» **SET TASK**: From the listing below, pull out every line where the string "вдоль" appears.

Saved entries:
——
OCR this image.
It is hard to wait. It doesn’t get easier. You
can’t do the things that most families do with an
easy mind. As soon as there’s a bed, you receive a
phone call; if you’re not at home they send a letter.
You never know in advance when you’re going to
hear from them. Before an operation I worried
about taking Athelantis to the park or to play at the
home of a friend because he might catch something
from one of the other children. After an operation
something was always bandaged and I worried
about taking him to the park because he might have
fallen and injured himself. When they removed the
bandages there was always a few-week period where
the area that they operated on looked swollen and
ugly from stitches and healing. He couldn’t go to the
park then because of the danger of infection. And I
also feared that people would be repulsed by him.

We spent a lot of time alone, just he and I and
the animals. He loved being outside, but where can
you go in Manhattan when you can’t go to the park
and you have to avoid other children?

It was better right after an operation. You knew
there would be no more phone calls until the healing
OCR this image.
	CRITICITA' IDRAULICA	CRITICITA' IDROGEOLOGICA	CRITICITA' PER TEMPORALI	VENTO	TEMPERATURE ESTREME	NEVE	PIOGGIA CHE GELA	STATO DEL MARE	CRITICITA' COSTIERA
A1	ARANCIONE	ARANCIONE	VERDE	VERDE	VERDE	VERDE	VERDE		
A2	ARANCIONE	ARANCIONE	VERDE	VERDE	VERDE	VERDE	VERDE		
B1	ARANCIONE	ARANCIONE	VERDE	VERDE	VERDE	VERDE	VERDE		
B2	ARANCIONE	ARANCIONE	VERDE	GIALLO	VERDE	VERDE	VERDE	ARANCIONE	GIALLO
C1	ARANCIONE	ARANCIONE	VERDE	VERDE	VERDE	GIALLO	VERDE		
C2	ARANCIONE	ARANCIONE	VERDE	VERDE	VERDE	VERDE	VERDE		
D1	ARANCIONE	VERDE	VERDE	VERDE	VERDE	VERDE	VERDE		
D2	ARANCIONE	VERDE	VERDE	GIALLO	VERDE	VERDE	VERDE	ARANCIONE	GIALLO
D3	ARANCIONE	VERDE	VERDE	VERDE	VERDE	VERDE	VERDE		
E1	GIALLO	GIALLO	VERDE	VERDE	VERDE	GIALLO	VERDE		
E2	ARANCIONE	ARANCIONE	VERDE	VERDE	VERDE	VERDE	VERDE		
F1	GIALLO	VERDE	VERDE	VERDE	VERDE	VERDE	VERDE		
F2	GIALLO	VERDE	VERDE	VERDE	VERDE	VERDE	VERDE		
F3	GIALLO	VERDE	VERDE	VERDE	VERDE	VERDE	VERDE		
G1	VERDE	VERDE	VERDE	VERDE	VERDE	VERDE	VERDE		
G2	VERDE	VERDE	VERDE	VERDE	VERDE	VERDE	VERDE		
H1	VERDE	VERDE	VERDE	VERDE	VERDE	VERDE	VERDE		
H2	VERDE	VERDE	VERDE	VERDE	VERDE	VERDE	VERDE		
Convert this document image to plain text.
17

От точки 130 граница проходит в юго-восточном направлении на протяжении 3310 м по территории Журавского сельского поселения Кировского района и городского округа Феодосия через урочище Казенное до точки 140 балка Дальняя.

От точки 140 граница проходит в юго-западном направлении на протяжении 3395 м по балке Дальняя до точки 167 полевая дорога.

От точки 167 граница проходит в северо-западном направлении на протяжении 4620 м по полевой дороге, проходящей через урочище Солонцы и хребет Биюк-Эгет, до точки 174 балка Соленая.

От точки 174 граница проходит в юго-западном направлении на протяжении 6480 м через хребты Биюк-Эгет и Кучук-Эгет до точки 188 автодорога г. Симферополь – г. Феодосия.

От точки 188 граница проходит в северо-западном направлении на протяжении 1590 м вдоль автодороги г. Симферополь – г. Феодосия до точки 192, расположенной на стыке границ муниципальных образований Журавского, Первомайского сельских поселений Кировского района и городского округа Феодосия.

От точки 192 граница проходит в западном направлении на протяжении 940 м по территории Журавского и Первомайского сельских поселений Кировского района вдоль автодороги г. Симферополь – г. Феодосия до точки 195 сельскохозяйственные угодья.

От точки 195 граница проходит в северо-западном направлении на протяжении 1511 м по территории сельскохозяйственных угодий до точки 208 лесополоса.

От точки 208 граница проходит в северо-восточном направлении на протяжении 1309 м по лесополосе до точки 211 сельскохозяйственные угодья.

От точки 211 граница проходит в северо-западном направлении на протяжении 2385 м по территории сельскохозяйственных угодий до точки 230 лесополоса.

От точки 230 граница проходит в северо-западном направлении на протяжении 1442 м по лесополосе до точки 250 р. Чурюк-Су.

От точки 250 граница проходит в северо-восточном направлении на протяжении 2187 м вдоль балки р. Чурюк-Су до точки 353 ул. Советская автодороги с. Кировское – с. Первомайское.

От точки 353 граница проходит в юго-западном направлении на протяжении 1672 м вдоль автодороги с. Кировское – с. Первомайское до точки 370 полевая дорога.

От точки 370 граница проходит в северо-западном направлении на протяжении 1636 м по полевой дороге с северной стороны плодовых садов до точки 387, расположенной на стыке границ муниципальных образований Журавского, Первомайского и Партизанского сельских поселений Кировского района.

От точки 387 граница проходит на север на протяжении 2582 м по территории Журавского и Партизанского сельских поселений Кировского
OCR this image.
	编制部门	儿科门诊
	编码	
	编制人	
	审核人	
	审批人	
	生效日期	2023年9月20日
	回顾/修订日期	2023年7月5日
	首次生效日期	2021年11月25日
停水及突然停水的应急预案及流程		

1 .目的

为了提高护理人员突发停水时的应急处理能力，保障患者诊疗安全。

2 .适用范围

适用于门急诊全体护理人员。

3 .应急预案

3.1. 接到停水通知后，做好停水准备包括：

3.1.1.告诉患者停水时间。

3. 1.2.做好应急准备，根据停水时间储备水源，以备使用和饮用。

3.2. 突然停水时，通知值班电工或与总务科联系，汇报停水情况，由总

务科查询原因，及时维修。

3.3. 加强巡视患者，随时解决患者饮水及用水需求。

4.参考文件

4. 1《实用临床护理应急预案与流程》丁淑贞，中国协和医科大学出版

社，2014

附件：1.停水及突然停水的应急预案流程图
——
» **FULL SOLUTION**:
От точки 188 граница проходит в северо-западном направлении на протяжении 1590 м вдоль автодороги г. Симферополь – г. Феодосия до точки 192, расположенной на стыке границ муниципальных образований Журавского, Первомайского сельских поселений Кировского района и городского округа Феодосия.
От точки 192 граница проходит в западном направлении на протяжении 940 м по территории Журавского и Первомайского сельских поселений Кировского района вдоль автодороги г. Симферополь – г. Феодосия до точки 195 сельскохозяйственные угодья.
От точки 250 граница проходит в северо-восточном направлении на протяжении 2187 м вдоль балки р. Чурюк-Су до точки 353 ул. Советская автодороги с. Кировское – с. Первомайское.
От точки 353 граница проходит в юго-западном направлении на протяжении 1672 м вдоль автодороги с. Кировское – с. Первомайское до точки 370 полевая дорога.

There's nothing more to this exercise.